Given instruction. Check every line of the entries for "projects", and copy the lines that hold it.
## BEGIN Data provided
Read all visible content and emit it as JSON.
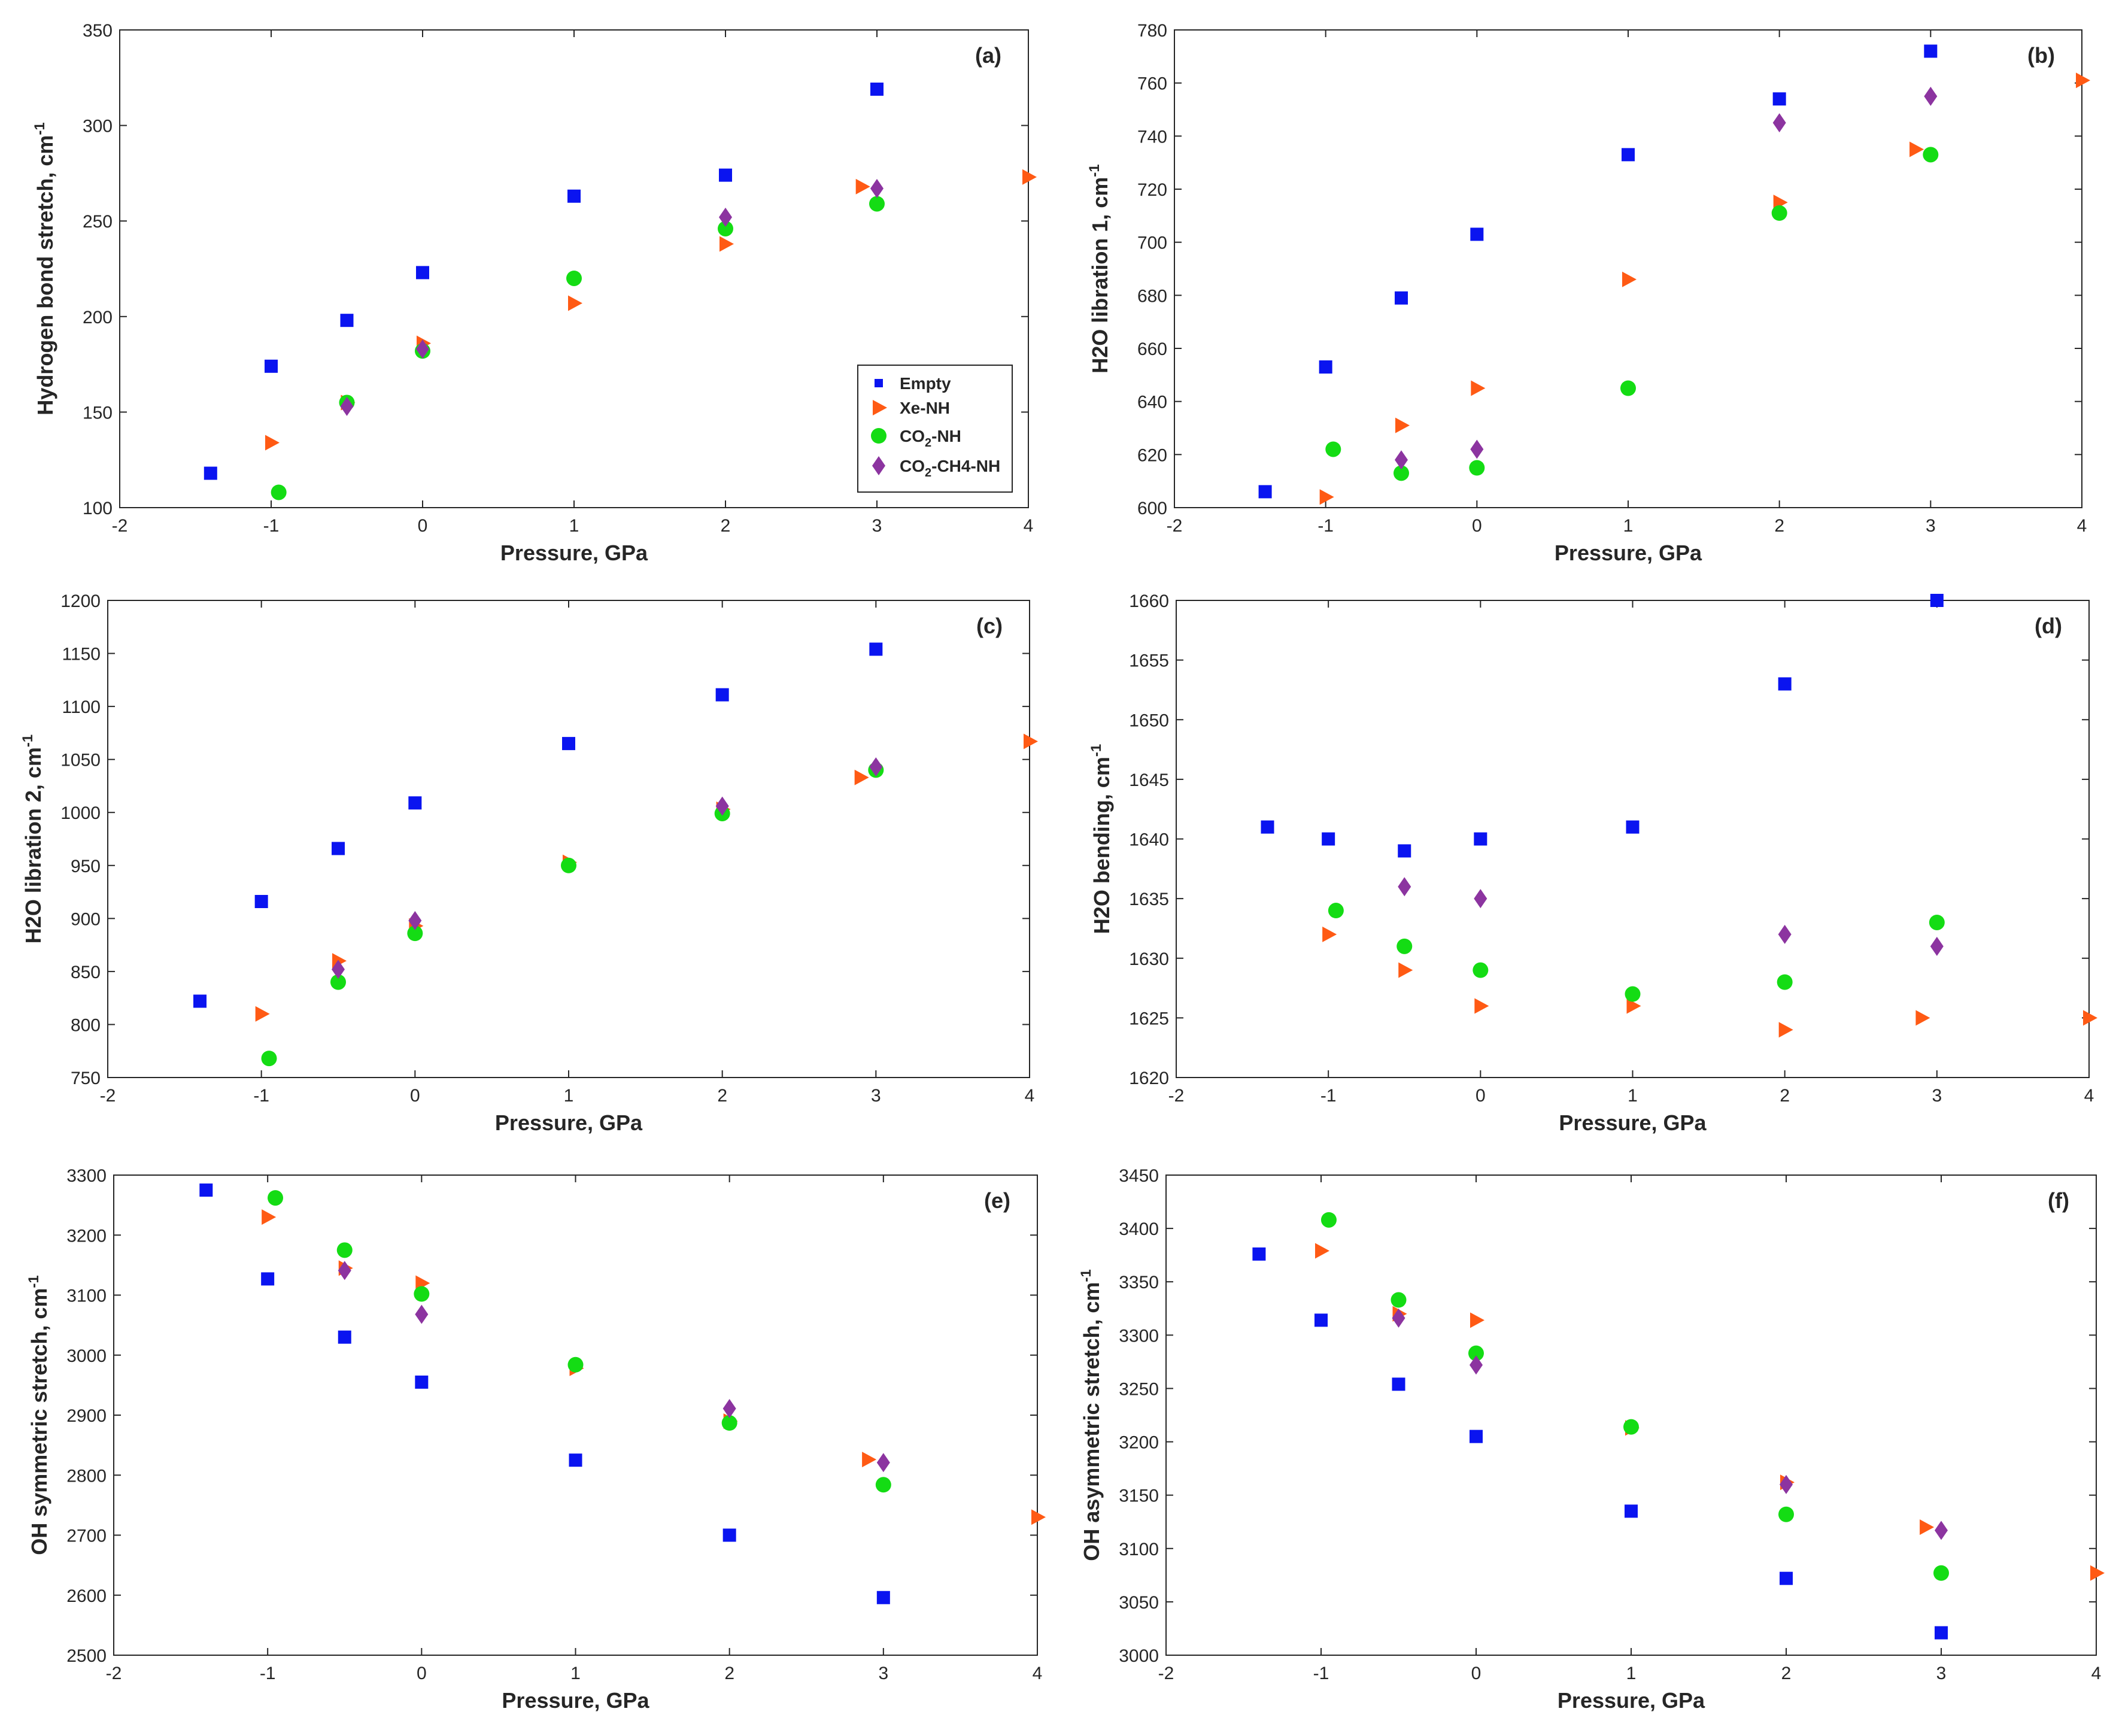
{
  "chart_data": [
    {
      "id": "a",
      "type": "scatter",
      "panel_label": "(a)",
      "xlabel": "Pressure, GPa",
      "ylabel": "Hydrogen bond stretch, cm",
      "ylabel_sup": "-1",
      "xlim": [
        -2,
        4
      ],
      "ylim": [
        100,
        350
      ],
      "xticks": [
        -2,
        -1,
        0,
        1,
        2,
        3,
        4
      ],
      "yticks": [
        100,
        150,
        200,
        250,
        300,
        350
      ],
      "legend": true,
      "series": [
        {
          "name": "Empty",
          "x": [
            -1.4,
            -1,
            -0.5,
            0,
            1,
            2,
            3
          ],
          "y": [
            118,
            174,
            198,
            223,
            263,
            274,
            319
          ]
        },
        {
          "name": "Xe-NH",
          "x": [
            -1,
            -0.5,
            0,
            1,
            2,
            2.9,
            4
          ],
          "y": [
            134,
            155,
            186,
            207,
            238,
            268,
            273
          ]
        },
        {
          "name": "CO2-NH",
          "x": [
            -0.95,
            -0.5,
            0,
            1,
            2,
            3
          ],
          "y": [
            108,
            155,
            182,
            220,
            246,
            259
          ]
        },
        {
          "name": "CO2-CH4-NH",
          "x": [
            -0.5,
            0,
            2,
            3
          ],
          "y": [
            153,
            183,
            252,
            267
          ]
        }
      ]
    },
    {
      "id": "b",
      "type": "scatter",
      "panel_label": "(b)",
      "xlabel": "Pressure, GPa",
      "ylabel": "H2O libration 1, cm",
      "ylabel_sup": "-1",
      "xlim": [
        -2,
        4
      ],
      "ylim": [
        600,
        780
      ],
      "xticks": [
        -2,
        -1,
        0,
        1,
        2,
        3,
        4
      ],
      "yticks": [
        600,
        620,
        640,
        660,
        680,
        700,
        720,
        740,
        760,
        780
      ],
      "legend": false,
      "series": [
        {
          "name": "Empty",
          "x": [
            -1.4,
            -1,
            -0.5,
            0,
            1,
            2,
            3
          ],
          "y": [
            606,
            653,
            679,
            703,
            733,
            754,
            772
          ]
        },
        {
          "name": "Xe-NH",
          "x": [
            -1,
            -0.5,
            0,
            1,
            2,
            2.9,
            4
          ],
          "y": [
            604,
            631,
            645,
            686,
            715,
            735,
            761
          ]
        },
        {
          "name": "CO2-NH",
          "x": [
            -0.95,
            -0.5,
            0,
            1,
            2,
            3
          ],
          "y": [
            622,
            613,
            615,
            645,
            711,
            733
          ]
        },
        {
          "name": "CO2-CH4-NH",
          "x": [
            -0.5,
            0,
            2,
            3
          ],
          "y": [
            618,
            622,
            745,
            755
          ]
        }
      ]
    },
    {
      "id": "c",
      "type": "scatter",
      "panel_label": "(c)",
      "xlabel": "Pressure, GPa",
      "ylabel": "H2O libration 2, cm",
      "ylabel_sup": "-1",
      "xlim": [
        -2,
        4
      ],
      "ylim": [
        750,
        1200
      ],
      "xticks": [
        -2,
        -1,
        0,
        1,
        2,
        3,
        4
      ],
      "yticks": [
        750,
        800,
        850,
        900,
        950,
        1000,
        1050,
        1100,
        1150,
        1200
      ],
      "legend": false,
      "series": [
        {
          "name": "Empty",
          "x": [
            -1.4,
            -1,
            -0.5,
            0,
            1,
            2,
            3
          ],
          "y": [
            822,
            916,
            966,
            1009,
            1065,
            1111,
            1154
          ]
        },
        {
          "name": "Xe-NH",
          "x": [
            -1,
            -0.5,
            0,
            1,
            2,
            2.9,
            4
          ],
          "y": [
            810,
            860,
            893,
            953,
            1003,
            1033,
            1067
          ]
        },
        {
          "name": "CO2-NH",
          "x": [
            -0.95,
            -0.5,
            0,
            1,
            2,
            3
          ],
          "y": [
            768,
            840,
            886,
            950,
            999,
            1040
          ]
        },
        {
          "name": "CO2-CH4-NH",
          "x": [
            -0.5,
            0,
            2,
            3
          ],
          "y": [
            852,
            898,
            1006,
            1043
          ]
        }
      ]
    },
    {
      "id": "d",
      "type": "scatter",
      "panel_label": "(d)",
      "xlabel": "Pressure, GPa",
      "ylabel": "H2O bending, cm",
      "ylabel_sup": "-1",
      "xlim": [
        -2,
        4
      ],
      "ylim": [
        1620,
        1660
      ],
      "xticks": [
        -2,
        -1,
        0,
        1,
        2,
        3,
        4
      ],
      "yticks": [
        1620,
        1625,
        1630,
        1635,
        1640,
        1645,
        1650,
        1655,
        1660
      ],
      "legend": false,
      "series": [
        {
          "name": "Empty",
          "x": [
            -1.4,
            -1,
            -0.5,
            0,
            1,
            2,
            3
          ],
          "y": [
            1641,
            1640,
            1639,
            1640,
            1641,
            1653,
            1660
          ]
        },
        {
          "name": "Xe-NH",
          "x": [
            -1,
            -0.5,
            0,
            1,
            2,
            2.9,
            4
          ],
          "y": [
            1632,
            1629,
            1626,
            1626,
            1624,
            1625,
            1625
          ]
        },
        {
          "name": "CO2-NH",
          "x": [
            -0.95,
            -0.5,
            0,
            1,
            2,
            3
          ],
          "y": [
            1634,
            1631,
            1629,
            1627,
            1628,
            1633
          ]
        },
        {
          "name": "CO2-CH4-NH",
          "x": [
            -0.5,
            0,
            2,
            3
          ],
          "y": [
            1636,
            1635,
            1632,
            1631
          ]
        }
      ]
    },
    {
      "id": "e",
      "type": "scatter",
      "panel_label": "(e)",
      "xlabel": "Pressure, GPa",
      "ylabel": "OH symmetric stretch, cm",
      "ylabel_sup": "-1",
      "xlim": [
        -2,
        4
      ],
      "ylim": [
        2500,
        3300
      ],
      "xticks": [
        -2,
        -1,
        0,
        1,
        2,
        3,
        4
      ],
      "yticks": [
        2500,
        2600,
        2700,
        2800,
        2900,
        3000,
        3100,
        3200,
        3300
      ],
      "legend": false,
      "series": [
        {
          "name": "Empty",
          "x": [
            -1.4,
            -1,
            -0.5,
            0,
            1,
            2,
            3
          ],
          "y": [
            3275,
            3127,
            3030,
            2955,
            2825,
            2700,
            2596
          ]
        },
        {
          "name": "Xe-NH",
          "x": [
            -1,
            -0.5,
            0,
            1,
            2,
            2.9,
            4
          ],
          "y": [
            3230,
            3145,
            3120,
            2978,
            2890,
            2826,
            2730
          ]
        },
        {
          "name": "CO2-NH",
          "x": [
            -0.95,
            -0.5,
            0,
            1,
            2,
            3
          ],
          "y": [
            3262,
            3175,
            3102,
            2984,
            2887,
            2784
          ]
        },
        {
          "name": "CO2-CH4-NH",
          "x": [
            -0.5,
            0,
            2,
            3
          ],
          "y": [
            3141,
            3068,
            2911,
            2821
          ]
        }
      ]
    },
    {
      "id": "f",
      "type": "scatter",
      "panel_label": "(f)",
      "xlabel": "Pressure, GPa",
      "ylabel": "OH asymmetric stretch, cm",
      "ylabel_sup": "-1",
      "xlim": [
        -2,
        4
      ],
      "ylim": [
        3000,
        3450
      ],
      "xticks": [
        -2,
        -1,
        0,
        1,
        2,
        3,
        4
      ],
      "yticks": [
        3000,
        3050,
        3100,
        3150,
        3200,
        3250,
        3300,
        3350,
        3400,
        3450
      ],
      "legend": false,
      "series": [
        {
          "name": "Empty",
          "x": [
            -1.4,
            -1,
            -0.5,
            0,
            1,
            2,
            3
          ],
          "y": [
            3376,
            3314,
            3254,
            3205,
            3135,
            3072,
            3021
          ]
        },
        {
          "name": "Xe-NH",
          "x": [
            -1,
            -0.5,
            0,
            1,
            2,
            2.9,
            4
          ],
          "y": [
            3379,
            3320,
            3314,
            3213,
            3162,
            3120,
            3077
          ]
        },
        {
          "name": "CO2-NH",
          "x": [
            -0.95,
            -0.5,
            0,
            1,
            2,
            3
          ],
          "y": [
            3408,
            3333,
            3283,
            3214,
            3132,
            3077
          ]
        },
        {
          "name": "CO2-CH4-NH",
          "x": [
            -0.5,
            0,
            2,
            3
          ],
          "y": [
            3316,
            3272,
            3160,
            3117
          ]
        }
      ]
    }
  ],
  "legend_entries": [
    {
      "name": "Empty",
      "label": "Empty",
      "label_base": "",
      "label_sub": "",
      "label_rest": ""
    },
    {
      "name": "Xe-NH",
      "label": "Xe-NH",
      "label_base": "",
      "label_sub": "",
      "label_rest": ""
    },
    {
      "name": "CO2-NH",
      "label": "",
      "label_base": "CO",
      "label_sub": "2",
      "label_rest": "-NH"
    },
    {
      "name": "CO2-CH4-NH",
      "label": "",
      "label_base": "CO",
      "label_sub": "2",
      "label_rest": "-CH4-NH"
    }
  ],
  "colors": {
    "Empty": "#0a14f0",
    "Xe-NH": "#ff5a14",
    "CO2-NH": "#14dc14",
    "CO2-CH4-NH": "#8c34a0",
    "axes": "#262626"
  },
  "markers": {
    "Empty": "square",
    "Xe-NH": "triangle-right",
    "CO2-NH": "circle",
    "CO2-CH4-NH": "diamond"
  }
}
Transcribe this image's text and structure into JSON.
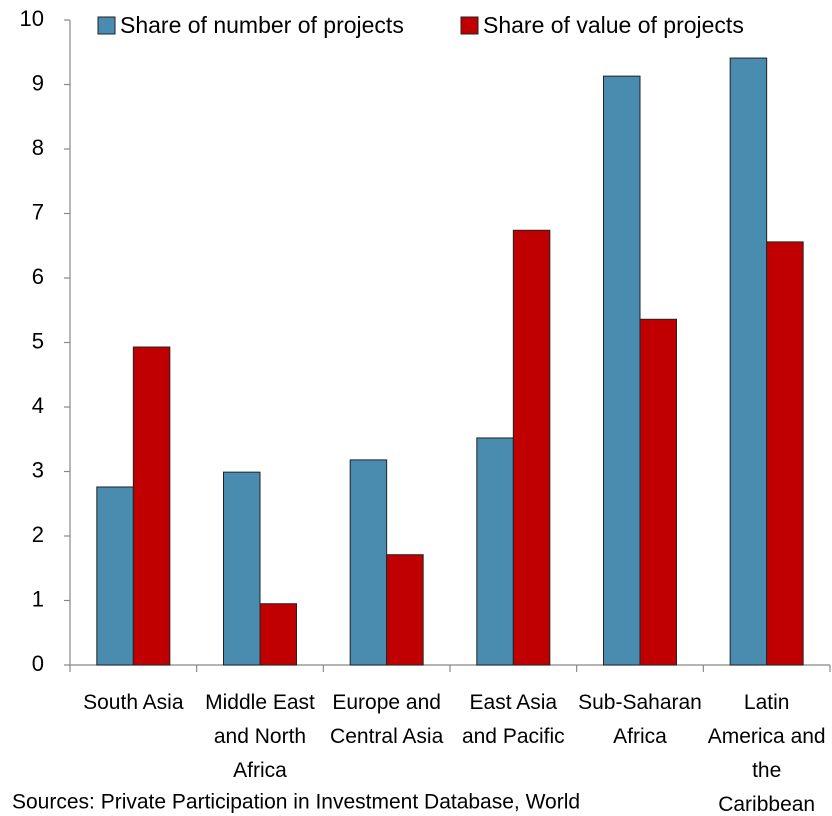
{
  "chart_data": {
    "type": "bar",
    "categories": [
      "South Asia",
      "Middle East\nand North\nAfrica",
      "Europe and\nCentral Asia",
      "East Asia\nand Pacific",
      "Sub-Saharan\nAfrica",
      "Latin\nAmerica and\nthe\nCaribbean"
    ],
    "series": [
      {
        "name": "Share of number of projects",
        "color": "#4a8bb0",
        "values": [
          2.76,
          2.99,
          3.18,
          3.52,
          9.13,
          9.41
        ]
      },
      {
        "name": "Share of value of projects",
        "color": "#c00000",
        "values": [
          4.93,
          0.95,
          1.71,
          6.74,
          5.36,
          6.56
        ]
      }
    ],
    "ylim": [
      0,
      10
    ],
    "yticks": [
      0,
      1,
      2,
      3,
      4,
      5,
      6,
      7,
      8,
      9,
      10
    ],
    "note": "Sources: Private Participation in Investment Database, World"
  }
}
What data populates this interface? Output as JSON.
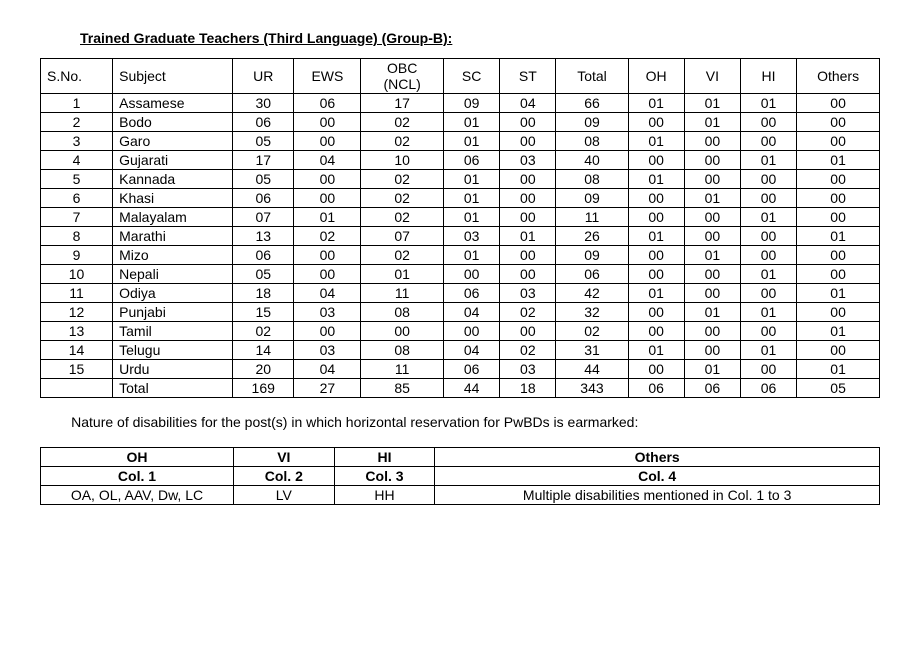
## END Data provided
Answer to the problem.
        "name": "Share of number of projects",
        "name": "Share of value of projects",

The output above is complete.